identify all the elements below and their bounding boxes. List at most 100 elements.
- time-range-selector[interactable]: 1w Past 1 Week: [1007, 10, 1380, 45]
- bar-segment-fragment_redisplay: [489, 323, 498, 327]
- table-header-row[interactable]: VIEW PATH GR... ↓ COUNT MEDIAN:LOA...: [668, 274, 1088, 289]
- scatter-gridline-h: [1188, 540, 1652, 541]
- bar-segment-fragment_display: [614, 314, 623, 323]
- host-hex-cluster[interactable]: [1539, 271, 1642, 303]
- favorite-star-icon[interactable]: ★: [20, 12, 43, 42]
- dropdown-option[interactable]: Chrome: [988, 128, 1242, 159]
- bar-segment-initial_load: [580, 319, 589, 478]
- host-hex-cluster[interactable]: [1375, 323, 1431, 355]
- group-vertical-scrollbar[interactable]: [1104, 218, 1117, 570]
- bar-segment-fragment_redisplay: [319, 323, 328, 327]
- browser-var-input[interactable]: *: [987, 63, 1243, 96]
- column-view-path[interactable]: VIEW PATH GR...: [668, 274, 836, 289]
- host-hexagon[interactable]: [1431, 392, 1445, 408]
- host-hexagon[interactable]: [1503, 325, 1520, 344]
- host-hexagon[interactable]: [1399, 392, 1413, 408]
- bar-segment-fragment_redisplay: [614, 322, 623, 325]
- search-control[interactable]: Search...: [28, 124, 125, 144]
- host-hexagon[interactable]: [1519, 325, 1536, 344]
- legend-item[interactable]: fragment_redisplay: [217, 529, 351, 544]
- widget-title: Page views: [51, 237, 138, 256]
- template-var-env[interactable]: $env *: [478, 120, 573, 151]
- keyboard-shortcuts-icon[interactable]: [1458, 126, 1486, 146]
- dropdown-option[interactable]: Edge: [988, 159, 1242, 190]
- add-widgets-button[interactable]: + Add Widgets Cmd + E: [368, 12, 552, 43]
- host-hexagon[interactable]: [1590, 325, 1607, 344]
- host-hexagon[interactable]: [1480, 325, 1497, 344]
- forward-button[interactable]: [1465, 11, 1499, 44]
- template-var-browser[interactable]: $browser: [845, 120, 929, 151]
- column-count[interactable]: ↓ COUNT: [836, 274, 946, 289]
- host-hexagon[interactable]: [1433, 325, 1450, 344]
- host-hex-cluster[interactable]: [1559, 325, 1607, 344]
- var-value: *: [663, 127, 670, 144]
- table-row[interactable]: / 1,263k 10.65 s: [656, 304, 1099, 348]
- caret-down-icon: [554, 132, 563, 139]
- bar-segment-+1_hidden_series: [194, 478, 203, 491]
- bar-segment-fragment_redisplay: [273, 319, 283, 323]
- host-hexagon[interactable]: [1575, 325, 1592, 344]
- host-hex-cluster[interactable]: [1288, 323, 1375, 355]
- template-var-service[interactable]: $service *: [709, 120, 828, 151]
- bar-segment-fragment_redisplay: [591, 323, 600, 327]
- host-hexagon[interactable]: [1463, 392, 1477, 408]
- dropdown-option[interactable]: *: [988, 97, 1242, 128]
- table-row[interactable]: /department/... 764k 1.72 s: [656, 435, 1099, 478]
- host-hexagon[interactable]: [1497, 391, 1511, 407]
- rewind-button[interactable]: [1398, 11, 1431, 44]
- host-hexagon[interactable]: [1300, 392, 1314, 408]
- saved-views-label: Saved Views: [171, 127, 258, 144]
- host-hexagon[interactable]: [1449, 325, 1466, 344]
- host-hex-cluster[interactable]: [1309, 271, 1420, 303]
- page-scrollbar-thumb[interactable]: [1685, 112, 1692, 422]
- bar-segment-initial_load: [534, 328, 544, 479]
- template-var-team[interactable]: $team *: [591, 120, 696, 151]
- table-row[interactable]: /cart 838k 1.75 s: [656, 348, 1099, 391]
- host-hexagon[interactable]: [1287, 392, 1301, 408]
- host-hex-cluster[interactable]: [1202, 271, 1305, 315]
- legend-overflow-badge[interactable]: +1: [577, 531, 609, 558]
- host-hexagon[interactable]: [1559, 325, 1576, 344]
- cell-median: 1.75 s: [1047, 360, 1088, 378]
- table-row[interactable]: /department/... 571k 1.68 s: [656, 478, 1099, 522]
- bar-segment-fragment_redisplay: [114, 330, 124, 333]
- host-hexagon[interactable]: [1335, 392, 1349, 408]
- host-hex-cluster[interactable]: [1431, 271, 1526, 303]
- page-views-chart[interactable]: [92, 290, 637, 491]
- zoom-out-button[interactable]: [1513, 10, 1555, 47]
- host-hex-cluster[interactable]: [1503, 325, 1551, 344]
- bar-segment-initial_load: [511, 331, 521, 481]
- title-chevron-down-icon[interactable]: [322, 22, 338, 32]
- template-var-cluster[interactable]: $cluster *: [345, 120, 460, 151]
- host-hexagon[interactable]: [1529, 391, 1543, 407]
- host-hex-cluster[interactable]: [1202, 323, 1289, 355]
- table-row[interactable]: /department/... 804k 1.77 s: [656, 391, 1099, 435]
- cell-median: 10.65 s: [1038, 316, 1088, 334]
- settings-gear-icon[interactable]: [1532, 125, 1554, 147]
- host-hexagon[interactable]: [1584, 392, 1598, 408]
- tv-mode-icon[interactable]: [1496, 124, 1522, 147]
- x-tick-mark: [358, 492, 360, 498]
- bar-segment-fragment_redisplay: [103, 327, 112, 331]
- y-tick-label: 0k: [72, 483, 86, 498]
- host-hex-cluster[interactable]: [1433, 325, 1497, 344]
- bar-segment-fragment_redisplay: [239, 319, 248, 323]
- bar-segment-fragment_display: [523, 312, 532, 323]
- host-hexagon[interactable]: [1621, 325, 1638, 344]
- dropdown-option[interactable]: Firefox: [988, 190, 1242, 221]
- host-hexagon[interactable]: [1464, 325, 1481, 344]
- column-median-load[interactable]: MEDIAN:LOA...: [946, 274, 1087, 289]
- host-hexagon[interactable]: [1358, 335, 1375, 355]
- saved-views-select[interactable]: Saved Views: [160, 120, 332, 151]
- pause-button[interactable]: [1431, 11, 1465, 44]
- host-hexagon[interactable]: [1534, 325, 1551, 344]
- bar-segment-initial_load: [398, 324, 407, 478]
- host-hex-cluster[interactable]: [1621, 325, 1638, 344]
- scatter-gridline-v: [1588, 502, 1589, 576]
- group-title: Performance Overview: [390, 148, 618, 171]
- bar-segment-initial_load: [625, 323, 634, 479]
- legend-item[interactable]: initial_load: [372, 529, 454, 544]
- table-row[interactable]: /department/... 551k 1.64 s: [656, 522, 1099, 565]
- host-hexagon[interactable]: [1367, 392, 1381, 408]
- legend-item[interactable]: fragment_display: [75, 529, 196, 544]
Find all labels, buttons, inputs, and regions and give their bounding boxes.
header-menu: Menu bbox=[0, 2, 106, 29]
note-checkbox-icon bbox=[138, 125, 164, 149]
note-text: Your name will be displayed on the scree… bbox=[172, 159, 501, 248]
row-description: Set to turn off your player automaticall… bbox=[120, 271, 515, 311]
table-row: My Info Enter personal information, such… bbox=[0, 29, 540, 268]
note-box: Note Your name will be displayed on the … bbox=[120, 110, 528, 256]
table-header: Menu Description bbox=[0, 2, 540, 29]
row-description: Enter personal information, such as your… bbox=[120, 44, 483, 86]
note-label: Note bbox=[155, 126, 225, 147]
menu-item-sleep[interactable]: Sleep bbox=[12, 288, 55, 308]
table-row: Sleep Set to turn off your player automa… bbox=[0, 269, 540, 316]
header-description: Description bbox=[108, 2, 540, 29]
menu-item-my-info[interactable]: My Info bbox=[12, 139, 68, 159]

— Request —
Please reproduce the listing above with every "host-hexagon" changed to "host-hex-tile" and everything else left as it is.

— Reply to the task —
identify all the elements below and their bounding boxes. List at most 100 elements.
- time-range-selector[interactable]: 1w Past 1 Week: [1007, 10, 1380, 45]
- bar-segment-fragment_redisplay: [489, 323, 498, 327]
- table-header-row[interactable]: VIEW PATH GR... ↓ COUNT MEDIAN:LOA...: [668, 274, 1088, 289]
- scatter-gridline-h: [1188, 540, 1652, 541]
- bar-segment-fragment_display: [614, 314, 623, 323]
- host-hex-cluster[interactable]: [1539, 271, 1642, 303]
- favorite-star-icon[interactable]: ★: [20, 12, 43, 42]
- dropdown-option[interactable]: Chrome: [988, 128, 1242, 159]
- bar-segment-initial_load: [580, 319, 589, 478]
- host-hex-cluster[interactable]: [1375, 323, 1431, 355]
- group-vertical-scrollbar[interactable]: [1104, 218, 1117, 570]
- bar-segment-fragment_redisplay: [319, 323, 328, 327]
- browser-var-input[interactable]: *: [987, 63, 1243, 96]
- column-view-path[interactable]: VIEW PATH GR...: [668, 274, 836, 289]
- host-hex-tile[interactable]: [1431, 392, 1445, 408]
- host-hex-tile[interactable]: [1503, 325, 1520, 344]
- host-hex-tile[interactable]: [1399, 392, 1413, 408]
- bar-segment-fragment_redisplay: [614, 322, 623, 325]
- search-control[interactable]: Search...: [28, 124, 125, 144]
- host-hex-tile[interactable]: [1519, 325, 1536, 344]
- legend-item[interactable]: fragment_redisplay: [217, 529, 351, 544]
- widget-title: Page views: [51, 237, 138, 256]
- template-var-env[interactable]: $env *: [478, 120, 573, 151]
- keyboard-shortcuts-icon[interactable]: [1458, 126, 1486, 146]
- dropdown-option[interactable]: Edge: [988, 159, 1242, 190]
- add-widgets-button[interactable]: + Add Widgets Cmd + E: [368, 12, 552, 43]
- host-hex-tile[interactable]: [1590, 325, 1607, 344]
- host-hex-tile[interactable]: [1480, 325, 1497, 344]
- forward-button[interactable]: [1465, 11, 1499, 44]
- template-var-browser[interactable]: $browser: [845, 120, 929, 151]
- column-count[interactable]: ↓ COUNT: [836, 274, 946, 289]
- host-hex-tile[interactable]: [1433, 325, 1450, 344]
- host-hex-cluster[interactable]: [1559, 325, 1607, 344]
- var-value: *: [663, 127, 670, 144]
- table-row[interactable]: / 1,263k 10.65 s: [656, 304, 1099, 348]
- caret-down-icon: [554, 132, 563, 139]
- bar-segment-+1_hidden_series: [194, 478, 203, 491]
- bar-segment-fragment_redisplay: [273, 319, 283, 323]
- host-hex-tile[interactable]: [1575, 325, 1592, 344]
- host-hex-cluster[interactable]: [1288, 323, 1375, 355]
- template-var-service[interactable]: $service *: [709, 120, 828, 151]
- bar-segment-fragment_redisplay: [591, 323, 600, 327]
- host-hex-tile[interactable]: [1463, 392, 1477, 408]
- dropdown-option[interactable]: *: [988, 97, 1242, 128]
- table-row[interactable]: /department/... 764k 1.72 s: [656, 435, 1099, 478]
- host-hex-tile[interactable]: [1497, 391, 1511, 407]
- rewind-button[interactable]: [1398, 11, 1431, 44]
- host-hex-tile[interactable]: [1300, 392, 1314, 408]
- saved-views-label: Saved Views: [171, 127, 258, 144]
- host-hex-tile[interactable]: [1449, 325, 1466, 344]
- host-hex-cluster[interactable]: [1309, 271, 1420, 303]
- page-scrollbar-thumb[interactable]: [1685, 112, 1692, 422]
- bar-segment-initial_load: [534, 328, 544, 479]
- template-var-team[interactable]: $team *: [591, 120, 696, 151]
- table-row[interactable]: /cart 838k 1.75 s: [656, 348, 1099, 391]
- host-hex-tile[interactable]: [1287, 392, 1301, 408]
- host-hex-cluster[interactable]: [1202, 271, 1305, 315]
- legend-overflow-badge[interactable]: +1: [577, 531, 609, 558]
- host-hex-tile[interactable]: [1559, 325, 1576, 344]
- cell-median: 1.75 s: [1047, 360, 1088, 378]
- table-row[interactable]: /department/... 571k 1.68 s: [656, 478, 1099, 522]
- bar-segment-fragment_redisplay: [114, 330, 124, 333]
- host-hex-tile[interactable]: [1335, 392, 1349, 408]
- host-hex-cluster[interactable]: [1431, 271, 1526, 303]
- page-views-chart[interactable]: [92, 290, 637, 491]
- zoom-out-button[interactable]: [1513, 10, 1555, 47]
- host-hex-cluster[interactable]: [1503, 325, 1551, 344]
- bar-segment-initial_load: [511, 331, 521, 481]
- title-chevron-down-icon[interactable]: [322, 22, 338, 32]
- template-var-cluster[interactable]: $cluster *: [345, 120, 460, 151]
- host-hex-tile[interactable]: [1529, 391, 1543, 407]
- host-hex-cluster[interactable]: [1202, 323, 1289, 355]
- table-row[interactable]: /department/... 804k 1.77 s: [656, 391, 1099, 435]
- cell-median: 10.65 s: [1038, 316, 1088, 334]
- settings-gear-icon[interactable]: [1532, 125, 1554, 147]
- host-hex-tile[interactable]: [1584, 392, 1598, 408]
- tv-mode-icon[interactable]: [1496, 124, 1522, 147]
- x-tick-mark: [358, 492, 360, 498]
- bar-segment-fragment_redisplay: [103, 327, 112, 331]
- y-tick-label: 0k: [72, 483, 86, 498]
- host-hex-cluster[interactable]: [1433, 325, 1497, 344]
- bar-segment-fragment_redisplay: [239, 319, 248, 323]
- bar-segment-fragment_display: [523, 312, 532, 323]
- host-hex-tile[interactable]: [1621, 325, 1638, 344]
- dropdown-option[interactable]: Firefox: [988, 190, 1242, 221]
- host-hex-tile[interactable]: [1464, 325, 1481, 344]
- column-median-load[interactable]: MEDIAN:LOA...: [946, 274, 1087, 289]
- host-hex-tile[interactable]: [1358, 335, 1375, 355]
- saved-views-select[interactable]: Saved Views: [160, 120, 332, 151]
- pause-button[interactable]: [1431, 11, 1465, 44]
- host-hex-tile[interactable]: [1534, 325, 1551, 344]
- bar-segment-initial_load: [398, 324, 407, 478]
- host-hex-cluster[interactable]: [1621, 325, 1638, 344]
- scatter-gridline-v: [1588, 502, 1589, 576]
- group-title: Performance Overview: [390, 148, 618, 171]
- bar-segment-initial_load: [625, 323, 634, 479]
- legend-item[interactable]: initial_load: [372, 529, 454, 544]
- table-row[interactable]: /department/... 551k 1.64 s: [656, 522, 1099, 565]
- host-hex-tile[interactable]: [1367, 392, 1381, 408]
- legend-item[interactable]: fragment_display: [75, 529, 196, 544]
Find all labels, buttons, inputs, and regions and give their bounding boxes.
header-menu: Menu bbox=[0, 2, 106, 29]
note-checkbox-icon bbox=[138, 125, 164, 149]
note-text: Your name will be displayed on the scree… bbox=[172, 159, 501, 248]
row-description: Set to turn off your player automaticall… bbox=[120, 271, 515, 311]
table-row: My Info Enter personal information, such… bbox=[0, 29, 540, 268]
note-box: Note Your name will be displayed on the … bbox=[120, 110, 528, 256]
table-header: Menu Description bbox=[0, 2, 540, 29]
row-description: Enter personal information, such as your… bbox=[120, 44, 483, 86]
note-label: Note bbox=[155, 126, 225, 147]
menu-item-sleep[interactable]: Sleep bbox=[12, 288, 55, 308]
table-row: Sleep Set to turn off your player automa… bbox=[0, 269, 540, 316]
header-description: Description bbox=[108, 2, 540, 29]
menu-item-my-info[interactable]: My Info bbox=[12, 139, 68, 159]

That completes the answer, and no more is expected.